| DATA SHOWN |

• • • •

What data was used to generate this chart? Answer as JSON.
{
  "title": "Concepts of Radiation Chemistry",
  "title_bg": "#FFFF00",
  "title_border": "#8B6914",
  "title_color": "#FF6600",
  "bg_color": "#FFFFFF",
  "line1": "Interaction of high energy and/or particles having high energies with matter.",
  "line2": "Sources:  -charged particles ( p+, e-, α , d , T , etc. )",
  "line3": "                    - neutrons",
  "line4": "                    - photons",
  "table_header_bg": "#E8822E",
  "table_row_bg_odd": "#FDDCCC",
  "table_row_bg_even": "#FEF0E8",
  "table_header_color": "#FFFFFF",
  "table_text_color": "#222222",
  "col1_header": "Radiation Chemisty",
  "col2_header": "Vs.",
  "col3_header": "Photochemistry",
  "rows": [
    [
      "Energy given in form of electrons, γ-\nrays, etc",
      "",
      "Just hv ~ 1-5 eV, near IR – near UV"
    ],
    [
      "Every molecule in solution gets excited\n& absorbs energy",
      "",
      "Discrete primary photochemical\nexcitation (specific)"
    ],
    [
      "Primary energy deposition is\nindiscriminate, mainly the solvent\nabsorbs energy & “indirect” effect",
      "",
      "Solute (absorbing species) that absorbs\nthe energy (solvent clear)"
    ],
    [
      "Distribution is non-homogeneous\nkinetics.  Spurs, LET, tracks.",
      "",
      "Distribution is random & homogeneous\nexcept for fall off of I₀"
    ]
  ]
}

• • • •

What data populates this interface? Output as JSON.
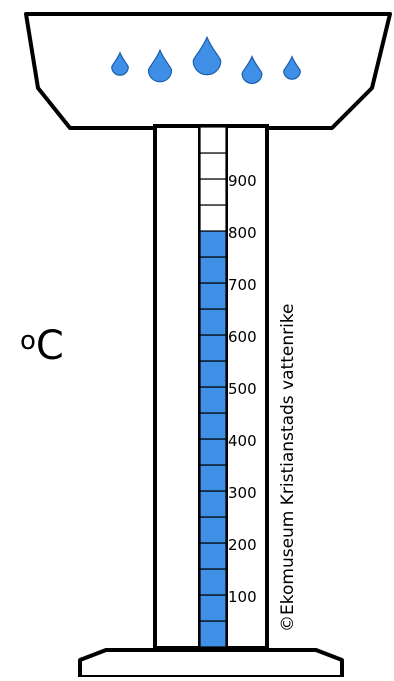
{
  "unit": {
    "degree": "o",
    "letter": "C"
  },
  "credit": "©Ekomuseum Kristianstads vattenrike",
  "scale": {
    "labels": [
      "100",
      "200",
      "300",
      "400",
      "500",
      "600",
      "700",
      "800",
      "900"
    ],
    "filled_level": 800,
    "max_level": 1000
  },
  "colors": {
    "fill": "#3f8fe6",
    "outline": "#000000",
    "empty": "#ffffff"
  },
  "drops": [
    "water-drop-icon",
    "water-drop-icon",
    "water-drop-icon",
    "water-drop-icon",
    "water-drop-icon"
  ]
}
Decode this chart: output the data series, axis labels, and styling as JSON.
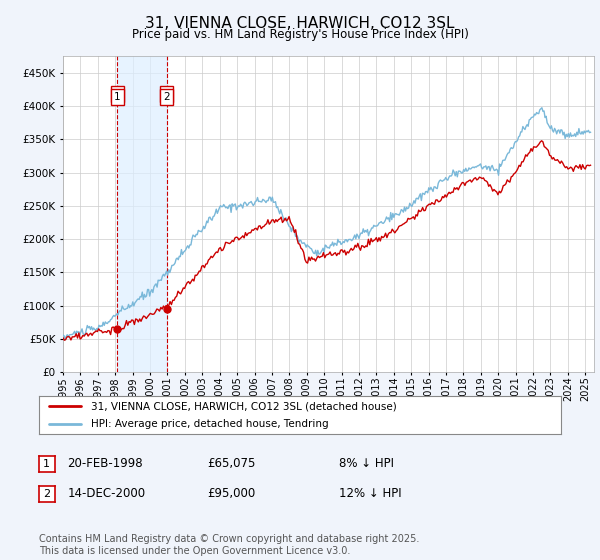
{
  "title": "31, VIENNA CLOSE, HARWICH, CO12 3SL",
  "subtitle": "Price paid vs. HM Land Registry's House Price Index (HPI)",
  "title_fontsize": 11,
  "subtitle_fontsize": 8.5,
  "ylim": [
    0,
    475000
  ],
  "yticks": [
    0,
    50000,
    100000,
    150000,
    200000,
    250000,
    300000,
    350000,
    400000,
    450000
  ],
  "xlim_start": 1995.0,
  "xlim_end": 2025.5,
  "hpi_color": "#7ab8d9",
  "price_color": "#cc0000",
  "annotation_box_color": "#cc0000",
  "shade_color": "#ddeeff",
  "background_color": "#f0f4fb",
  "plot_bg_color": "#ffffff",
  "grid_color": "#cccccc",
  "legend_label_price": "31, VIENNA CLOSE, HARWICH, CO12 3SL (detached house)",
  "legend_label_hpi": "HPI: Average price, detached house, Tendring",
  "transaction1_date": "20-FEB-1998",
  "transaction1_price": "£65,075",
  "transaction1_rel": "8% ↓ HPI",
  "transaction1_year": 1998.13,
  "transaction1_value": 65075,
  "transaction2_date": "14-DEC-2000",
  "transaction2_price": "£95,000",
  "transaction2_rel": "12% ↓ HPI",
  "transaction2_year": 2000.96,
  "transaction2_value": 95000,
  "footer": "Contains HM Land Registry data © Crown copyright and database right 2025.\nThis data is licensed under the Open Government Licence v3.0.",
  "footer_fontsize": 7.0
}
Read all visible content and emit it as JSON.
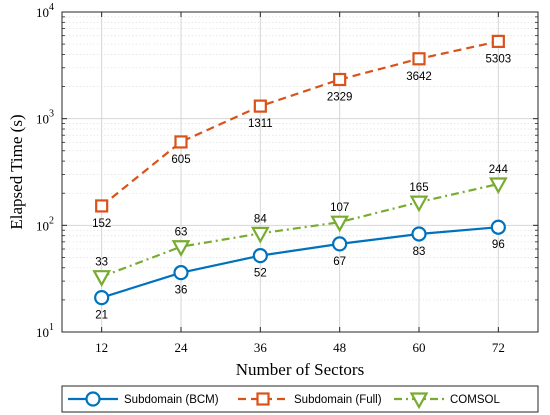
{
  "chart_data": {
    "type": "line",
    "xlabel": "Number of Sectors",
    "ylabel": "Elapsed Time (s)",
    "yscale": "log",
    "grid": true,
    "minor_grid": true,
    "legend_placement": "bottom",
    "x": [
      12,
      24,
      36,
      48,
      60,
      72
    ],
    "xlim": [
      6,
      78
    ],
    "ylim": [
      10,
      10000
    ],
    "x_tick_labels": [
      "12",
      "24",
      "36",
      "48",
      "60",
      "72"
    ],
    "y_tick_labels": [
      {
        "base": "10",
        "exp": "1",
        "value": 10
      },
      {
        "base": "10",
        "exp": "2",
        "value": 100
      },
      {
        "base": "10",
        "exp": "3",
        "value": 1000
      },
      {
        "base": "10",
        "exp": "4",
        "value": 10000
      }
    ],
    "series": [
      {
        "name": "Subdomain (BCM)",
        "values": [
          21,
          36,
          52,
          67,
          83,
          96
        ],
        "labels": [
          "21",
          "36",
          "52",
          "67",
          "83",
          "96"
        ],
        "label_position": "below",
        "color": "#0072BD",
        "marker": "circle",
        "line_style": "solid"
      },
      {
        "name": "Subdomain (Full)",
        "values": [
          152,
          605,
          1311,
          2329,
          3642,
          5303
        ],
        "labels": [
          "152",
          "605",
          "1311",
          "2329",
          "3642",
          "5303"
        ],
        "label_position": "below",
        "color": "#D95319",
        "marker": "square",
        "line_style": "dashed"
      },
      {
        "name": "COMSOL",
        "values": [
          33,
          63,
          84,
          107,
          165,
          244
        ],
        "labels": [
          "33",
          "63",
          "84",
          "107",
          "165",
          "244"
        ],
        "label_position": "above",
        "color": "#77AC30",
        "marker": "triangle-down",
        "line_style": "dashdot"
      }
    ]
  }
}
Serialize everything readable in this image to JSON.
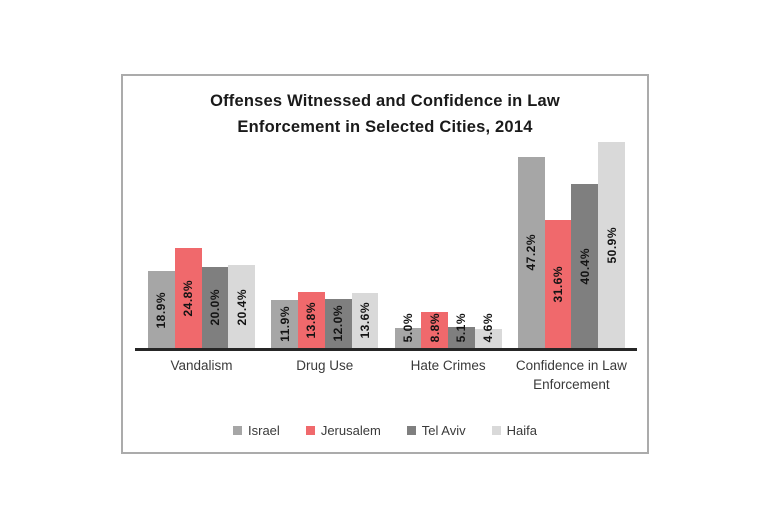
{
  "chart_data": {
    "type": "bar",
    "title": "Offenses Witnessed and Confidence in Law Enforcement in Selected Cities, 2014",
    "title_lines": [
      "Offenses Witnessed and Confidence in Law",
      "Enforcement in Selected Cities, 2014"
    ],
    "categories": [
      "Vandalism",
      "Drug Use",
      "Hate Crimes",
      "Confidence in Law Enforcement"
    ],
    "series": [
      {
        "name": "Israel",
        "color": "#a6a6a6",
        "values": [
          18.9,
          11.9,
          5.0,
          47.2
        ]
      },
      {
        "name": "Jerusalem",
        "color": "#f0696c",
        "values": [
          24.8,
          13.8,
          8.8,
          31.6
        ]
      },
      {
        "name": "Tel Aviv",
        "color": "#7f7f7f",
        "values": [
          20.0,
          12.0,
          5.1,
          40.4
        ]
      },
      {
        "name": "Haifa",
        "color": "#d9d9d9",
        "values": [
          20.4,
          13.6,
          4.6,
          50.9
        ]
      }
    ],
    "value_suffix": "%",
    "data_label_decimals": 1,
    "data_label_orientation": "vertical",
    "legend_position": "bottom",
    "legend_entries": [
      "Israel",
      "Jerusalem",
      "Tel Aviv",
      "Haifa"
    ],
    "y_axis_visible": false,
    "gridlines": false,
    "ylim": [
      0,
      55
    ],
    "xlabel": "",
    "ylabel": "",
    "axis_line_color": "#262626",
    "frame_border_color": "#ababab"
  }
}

• • • •

| EXERCISE BRIEF |
Copy each line of the entries that includes the word "What".

| RIGHT ANSWER |
What data was used to generate this chart? Answer as JSON.
What data populates this interface? Output as JSON.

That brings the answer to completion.